[Entries taken from a collection]
>> START
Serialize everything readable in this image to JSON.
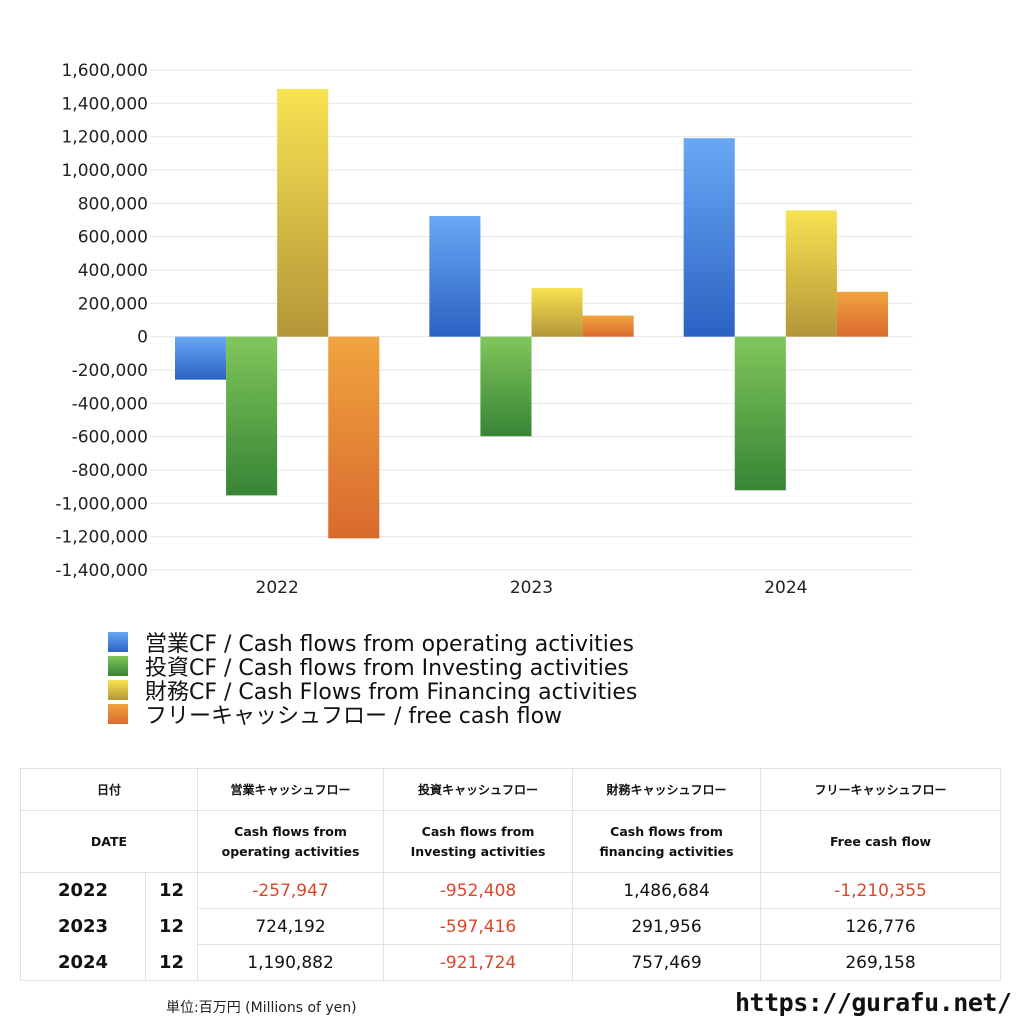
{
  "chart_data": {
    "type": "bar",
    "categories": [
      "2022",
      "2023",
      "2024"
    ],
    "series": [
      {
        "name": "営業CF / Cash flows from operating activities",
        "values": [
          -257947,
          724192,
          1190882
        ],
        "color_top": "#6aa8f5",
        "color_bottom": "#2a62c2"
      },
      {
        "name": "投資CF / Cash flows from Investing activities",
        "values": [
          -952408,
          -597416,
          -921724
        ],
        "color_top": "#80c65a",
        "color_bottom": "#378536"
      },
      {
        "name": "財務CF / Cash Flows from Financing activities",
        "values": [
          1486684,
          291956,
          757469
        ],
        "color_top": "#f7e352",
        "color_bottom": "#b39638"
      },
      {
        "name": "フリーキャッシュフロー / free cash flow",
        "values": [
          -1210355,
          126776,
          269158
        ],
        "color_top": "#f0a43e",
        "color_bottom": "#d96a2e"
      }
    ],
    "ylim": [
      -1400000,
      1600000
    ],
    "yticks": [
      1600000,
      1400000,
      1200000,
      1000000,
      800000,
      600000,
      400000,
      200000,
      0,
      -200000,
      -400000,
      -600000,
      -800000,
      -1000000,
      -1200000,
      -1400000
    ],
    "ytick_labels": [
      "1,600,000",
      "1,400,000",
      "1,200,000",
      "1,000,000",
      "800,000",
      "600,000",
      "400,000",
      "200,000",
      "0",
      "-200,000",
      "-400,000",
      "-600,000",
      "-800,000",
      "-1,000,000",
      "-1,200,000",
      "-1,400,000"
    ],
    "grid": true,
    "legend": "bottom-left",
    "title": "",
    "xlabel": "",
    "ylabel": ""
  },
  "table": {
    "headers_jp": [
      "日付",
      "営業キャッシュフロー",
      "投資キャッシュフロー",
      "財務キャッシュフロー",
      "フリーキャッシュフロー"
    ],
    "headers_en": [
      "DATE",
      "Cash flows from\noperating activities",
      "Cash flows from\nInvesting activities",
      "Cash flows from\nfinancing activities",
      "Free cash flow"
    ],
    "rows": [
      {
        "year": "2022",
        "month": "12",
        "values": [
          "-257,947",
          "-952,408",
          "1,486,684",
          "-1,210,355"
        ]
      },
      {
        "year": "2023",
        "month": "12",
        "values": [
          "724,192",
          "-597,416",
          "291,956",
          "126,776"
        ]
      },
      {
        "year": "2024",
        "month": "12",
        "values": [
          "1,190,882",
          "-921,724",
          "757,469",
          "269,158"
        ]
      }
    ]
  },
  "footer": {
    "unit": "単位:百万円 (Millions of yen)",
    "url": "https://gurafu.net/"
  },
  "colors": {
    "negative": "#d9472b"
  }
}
>> END
Written request:
Copy out every line in the listing where the word "activities" appears.

Finished task:
        "name": "営業CF / Cash flows from operating activities",
        "name": "投資CF / Cash flows from Investing activities",
        "name": "財務CF / Cash Flows from Financing activities",
      "Cash flows from\noperating activities",
      "Cash flows from\nInvesting activities",
      "Cash flows from\nfinancing activities",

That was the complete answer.